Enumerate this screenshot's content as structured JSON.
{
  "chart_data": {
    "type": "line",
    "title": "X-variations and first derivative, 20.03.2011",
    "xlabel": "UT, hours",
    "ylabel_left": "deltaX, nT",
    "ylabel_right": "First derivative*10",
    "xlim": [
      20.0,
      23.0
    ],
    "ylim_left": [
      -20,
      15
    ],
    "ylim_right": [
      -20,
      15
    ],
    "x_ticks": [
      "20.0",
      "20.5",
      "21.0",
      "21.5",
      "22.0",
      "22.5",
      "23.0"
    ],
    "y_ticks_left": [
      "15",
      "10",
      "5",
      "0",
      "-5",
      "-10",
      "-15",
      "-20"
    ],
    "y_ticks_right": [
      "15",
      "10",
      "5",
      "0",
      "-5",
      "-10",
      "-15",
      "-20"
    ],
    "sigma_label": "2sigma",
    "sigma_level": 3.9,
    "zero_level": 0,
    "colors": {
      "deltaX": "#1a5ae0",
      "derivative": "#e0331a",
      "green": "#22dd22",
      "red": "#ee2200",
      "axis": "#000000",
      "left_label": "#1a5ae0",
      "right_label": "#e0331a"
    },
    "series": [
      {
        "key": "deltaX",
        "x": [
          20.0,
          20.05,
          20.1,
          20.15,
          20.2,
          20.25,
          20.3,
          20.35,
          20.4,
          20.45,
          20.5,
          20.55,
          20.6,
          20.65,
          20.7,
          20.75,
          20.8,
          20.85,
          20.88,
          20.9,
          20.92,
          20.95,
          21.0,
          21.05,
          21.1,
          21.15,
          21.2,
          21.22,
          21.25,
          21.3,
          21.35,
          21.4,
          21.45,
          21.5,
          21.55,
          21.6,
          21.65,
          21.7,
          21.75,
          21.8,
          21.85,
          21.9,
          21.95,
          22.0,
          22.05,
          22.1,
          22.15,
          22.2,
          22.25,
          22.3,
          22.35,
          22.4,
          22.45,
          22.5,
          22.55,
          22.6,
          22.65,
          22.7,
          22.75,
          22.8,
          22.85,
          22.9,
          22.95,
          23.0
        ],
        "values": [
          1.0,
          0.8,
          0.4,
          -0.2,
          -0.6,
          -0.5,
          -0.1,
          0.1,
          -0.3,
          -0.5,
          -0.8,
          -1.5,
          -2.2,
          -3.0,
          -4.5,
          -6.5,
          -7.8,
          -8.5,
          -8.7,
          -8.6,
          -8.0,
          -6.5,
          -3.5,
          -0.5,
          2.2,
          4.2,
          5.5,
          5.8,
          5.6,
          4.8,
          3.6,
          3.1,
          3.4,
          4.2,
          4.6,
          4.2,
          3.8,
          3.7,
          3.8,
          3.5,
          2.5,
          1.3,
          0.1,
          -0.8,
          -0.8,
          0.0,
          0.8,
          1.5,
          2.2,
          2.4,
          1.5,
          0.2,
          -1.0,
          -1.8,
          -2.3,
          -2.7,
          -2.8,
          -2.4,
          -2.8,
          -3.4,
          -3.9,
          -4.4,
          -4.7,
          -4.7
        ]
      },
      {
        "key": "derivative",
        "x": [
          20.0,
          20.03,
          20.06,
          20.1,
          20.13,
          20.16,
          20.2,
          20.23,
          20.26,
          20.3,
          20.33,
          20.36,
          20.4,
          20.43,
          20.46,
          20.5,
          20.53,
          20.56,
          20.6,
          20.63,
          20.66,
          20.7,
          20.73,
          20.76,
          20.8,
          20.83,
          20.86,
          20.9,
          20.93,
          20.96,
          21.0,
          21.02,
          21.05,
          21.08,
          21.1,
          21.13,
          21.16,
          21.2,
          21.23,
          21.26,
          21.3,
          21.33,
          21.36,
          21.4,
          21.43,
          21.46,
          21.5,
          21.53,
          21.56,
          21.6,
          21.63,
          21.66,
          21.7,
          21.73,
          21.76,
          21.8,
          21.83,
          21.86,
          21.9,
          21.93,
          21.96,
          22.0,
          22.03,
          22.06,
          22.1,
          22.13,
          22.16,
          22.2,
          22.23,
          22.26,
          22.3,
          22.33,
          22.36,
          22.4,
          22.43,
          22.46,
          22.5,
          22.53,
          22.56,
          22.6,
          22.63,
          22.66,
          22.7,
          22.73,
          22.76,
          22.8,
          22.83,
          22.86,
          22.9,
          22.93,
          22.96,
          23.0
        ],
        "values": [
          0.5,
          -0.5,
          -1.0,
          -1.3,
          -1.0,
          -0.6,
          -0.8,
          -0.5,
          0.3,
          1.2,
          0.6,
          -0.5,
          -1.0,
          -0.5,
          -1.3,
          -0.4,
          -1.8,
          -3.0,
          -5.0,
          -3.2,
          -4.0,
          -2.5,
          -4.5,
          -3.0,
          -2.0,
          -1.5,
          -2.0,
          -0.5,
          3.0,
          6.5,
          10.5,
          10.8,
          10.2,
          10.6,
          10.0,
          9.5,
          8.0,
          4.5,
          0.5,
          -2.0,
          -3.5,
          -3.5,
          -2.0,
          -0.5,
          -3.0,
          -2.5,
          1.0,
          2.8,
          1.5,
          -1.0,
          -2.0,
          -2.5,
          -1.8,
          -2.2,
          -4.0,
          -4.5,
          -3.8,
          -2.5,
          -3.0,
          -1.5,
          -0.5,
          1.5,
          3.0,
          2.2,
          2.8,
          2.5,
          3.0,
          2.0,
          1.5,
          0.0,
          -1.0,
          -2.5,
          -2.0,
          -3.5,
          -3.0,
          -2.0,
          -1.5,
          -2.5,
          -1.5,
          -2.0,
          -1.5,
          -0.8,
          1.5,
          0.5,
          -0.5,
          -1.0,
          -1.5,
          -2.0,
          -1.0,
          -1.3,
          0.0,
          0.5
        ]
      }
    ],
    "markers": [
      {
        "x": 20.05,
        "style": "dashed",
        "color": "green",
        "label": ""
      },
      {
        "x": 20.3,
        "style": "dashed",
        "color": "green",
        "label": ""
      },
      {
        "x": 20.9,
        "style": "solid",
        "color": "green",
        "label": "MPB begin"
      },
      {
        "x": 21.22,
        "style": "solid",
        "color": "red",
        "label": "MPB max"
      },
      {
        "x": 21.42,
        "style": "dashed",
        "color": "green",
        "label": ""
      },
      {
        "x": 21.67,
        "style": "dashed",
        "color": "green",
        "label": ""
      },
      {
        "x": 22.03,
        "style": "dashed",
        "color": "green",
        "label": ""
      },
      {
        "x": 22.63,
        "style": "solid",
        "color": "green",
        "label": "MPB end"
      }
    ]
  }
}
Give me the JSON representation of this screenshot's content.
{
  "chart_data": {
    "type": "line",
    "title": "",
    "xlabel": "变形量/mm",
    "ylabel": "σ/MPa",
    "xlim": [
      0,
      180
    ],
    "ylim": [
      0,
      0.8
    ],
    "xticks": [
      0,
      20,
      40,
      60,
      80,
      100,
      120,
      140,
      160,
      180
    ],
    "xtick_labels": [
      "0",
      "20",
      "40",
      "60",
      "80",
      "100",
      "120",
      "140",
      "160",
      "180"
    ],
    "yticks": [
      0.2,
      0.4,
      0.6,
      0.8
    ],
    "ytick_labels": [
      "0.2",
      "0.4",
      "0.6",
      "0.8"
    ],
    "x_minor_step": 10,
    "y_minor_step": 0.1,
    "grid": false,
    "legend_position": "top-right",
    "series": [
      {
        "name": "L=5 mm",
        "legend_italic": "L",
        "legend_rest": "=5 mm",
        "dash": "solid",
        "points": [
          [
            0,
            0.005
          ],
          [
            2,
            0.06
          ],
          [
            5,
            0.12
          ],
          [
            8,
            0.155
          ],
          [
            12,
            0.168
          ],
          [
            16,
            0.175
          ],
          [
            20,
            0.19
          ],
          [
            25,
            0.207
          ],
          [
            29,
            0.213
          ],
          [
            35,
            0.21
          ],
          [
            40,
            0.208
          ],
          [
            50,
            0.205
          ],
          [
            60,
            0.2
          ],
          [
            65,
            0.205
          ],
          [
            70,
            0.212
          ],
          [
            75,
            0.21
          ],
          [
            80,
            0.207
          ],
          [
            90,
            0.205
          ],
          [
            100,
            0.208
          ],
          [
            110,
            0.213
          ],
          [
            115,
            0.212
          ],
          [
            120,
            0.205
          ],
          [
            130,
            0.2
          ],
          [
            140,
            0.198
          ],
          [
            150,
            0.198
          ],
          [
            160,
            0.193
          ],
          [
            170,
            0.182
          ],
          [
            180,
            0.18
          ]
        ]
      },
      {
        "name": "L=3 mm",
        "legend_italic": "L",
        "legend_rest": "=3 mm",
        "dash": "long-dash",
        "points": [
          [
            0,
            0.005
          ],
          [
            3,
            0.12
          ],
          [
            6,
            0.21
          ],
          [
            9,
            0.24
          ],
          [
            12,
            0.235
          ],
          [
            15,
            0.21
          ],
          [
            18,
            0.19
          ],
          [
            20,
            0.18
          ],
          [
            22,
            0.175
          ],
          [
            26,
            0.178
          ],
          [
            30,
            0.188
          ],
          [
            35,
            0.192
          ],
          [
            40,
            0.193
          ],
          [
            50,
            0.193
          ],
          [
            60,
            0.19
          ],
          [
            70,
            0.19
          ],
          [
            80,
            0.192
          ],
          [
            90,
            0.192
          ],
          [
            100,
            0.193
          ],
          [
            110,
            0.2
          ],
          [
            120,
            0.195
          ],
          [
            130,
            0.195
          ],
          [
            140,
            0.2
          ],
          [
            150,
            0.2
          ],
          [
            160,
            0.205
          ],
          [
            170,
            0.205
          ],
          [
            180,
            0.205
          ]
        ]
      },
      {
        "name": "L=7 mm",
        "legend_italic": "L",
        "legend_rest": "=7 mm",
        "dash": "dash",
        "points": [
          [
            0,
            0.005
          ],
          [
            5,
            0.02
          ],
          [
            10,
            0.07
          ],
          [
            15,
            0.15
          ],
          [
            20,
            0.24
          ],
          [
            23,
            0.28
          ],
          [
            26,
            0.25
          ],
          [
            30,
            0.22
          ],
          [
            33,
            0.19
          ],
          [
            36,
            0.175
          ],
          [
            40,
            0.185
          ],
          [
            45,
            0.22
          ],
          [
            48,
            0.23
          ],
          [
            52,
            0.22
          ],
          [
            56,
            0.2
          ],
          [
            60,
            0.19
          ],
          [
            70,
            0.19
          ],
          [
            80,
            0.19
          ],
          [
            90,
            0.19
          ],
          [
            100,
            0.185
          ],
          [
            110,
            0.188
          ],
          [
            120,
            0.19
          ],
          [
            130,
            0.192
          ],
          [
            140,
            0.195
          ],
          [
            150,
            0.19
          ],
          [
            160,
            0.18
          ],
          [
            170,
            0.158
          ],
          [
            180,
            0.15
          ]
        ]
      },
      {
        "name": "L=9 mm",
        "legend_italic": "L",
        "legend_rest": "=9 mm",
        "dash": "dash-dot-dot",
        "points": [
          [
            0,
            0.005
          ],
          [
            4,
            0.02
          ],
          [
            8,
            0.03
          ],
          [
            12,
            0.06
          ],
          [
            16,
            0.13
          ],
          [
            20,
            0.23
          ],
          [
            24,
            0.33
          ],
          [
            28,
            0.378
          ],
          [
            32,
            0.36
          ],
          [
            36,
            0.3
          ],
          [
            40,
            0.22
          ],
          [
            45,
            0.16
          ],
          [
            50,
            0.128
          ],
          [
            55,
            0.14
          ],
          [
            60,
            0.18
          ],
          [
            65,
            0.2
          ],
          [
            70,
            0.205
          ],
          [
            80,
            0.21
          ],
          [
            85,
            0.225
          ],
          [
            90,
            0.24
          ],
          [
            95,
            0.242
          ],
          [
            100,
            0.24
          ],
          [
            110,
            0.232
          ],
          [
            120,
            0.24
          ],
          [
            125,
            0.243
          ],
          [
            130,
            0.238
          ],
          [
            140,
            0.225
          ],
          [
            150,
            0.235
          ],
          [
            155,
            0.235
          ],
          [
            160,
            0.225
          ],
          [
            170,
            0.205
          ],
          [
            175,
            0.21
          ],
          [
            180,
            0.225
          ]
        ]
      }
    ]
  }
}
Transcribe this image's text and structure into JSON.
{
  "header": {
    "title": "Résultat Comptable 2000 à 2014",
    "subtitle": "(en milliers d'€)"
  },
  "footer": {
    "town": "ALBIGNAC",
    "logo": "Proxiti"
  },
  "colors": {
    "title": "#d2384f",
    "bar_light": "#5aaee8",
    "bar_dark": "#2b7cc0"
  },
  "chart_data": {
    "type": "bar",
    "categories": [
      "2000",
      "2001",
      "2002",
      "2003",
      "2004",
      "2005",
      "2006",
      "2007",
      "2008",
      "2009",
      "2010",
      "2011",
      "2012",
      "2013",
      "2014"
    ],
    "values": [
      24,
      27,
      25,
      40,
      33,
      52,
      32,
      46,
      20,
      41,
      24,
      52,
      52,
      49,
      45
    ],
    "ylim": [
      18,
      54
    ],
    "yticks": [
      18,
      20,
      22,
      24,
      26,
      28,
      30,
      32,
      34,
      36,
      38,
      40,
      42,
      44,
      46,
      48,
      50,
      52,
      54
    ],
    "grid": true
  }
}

-*-

**Aim:**
Copy all lines of the material above where the string "name" occurs.

**Response below:**
        "name": "L=5 mm",
        "name": "L=3 mm",
        "name": "L=7 mm",
        "name": "L=9 mm",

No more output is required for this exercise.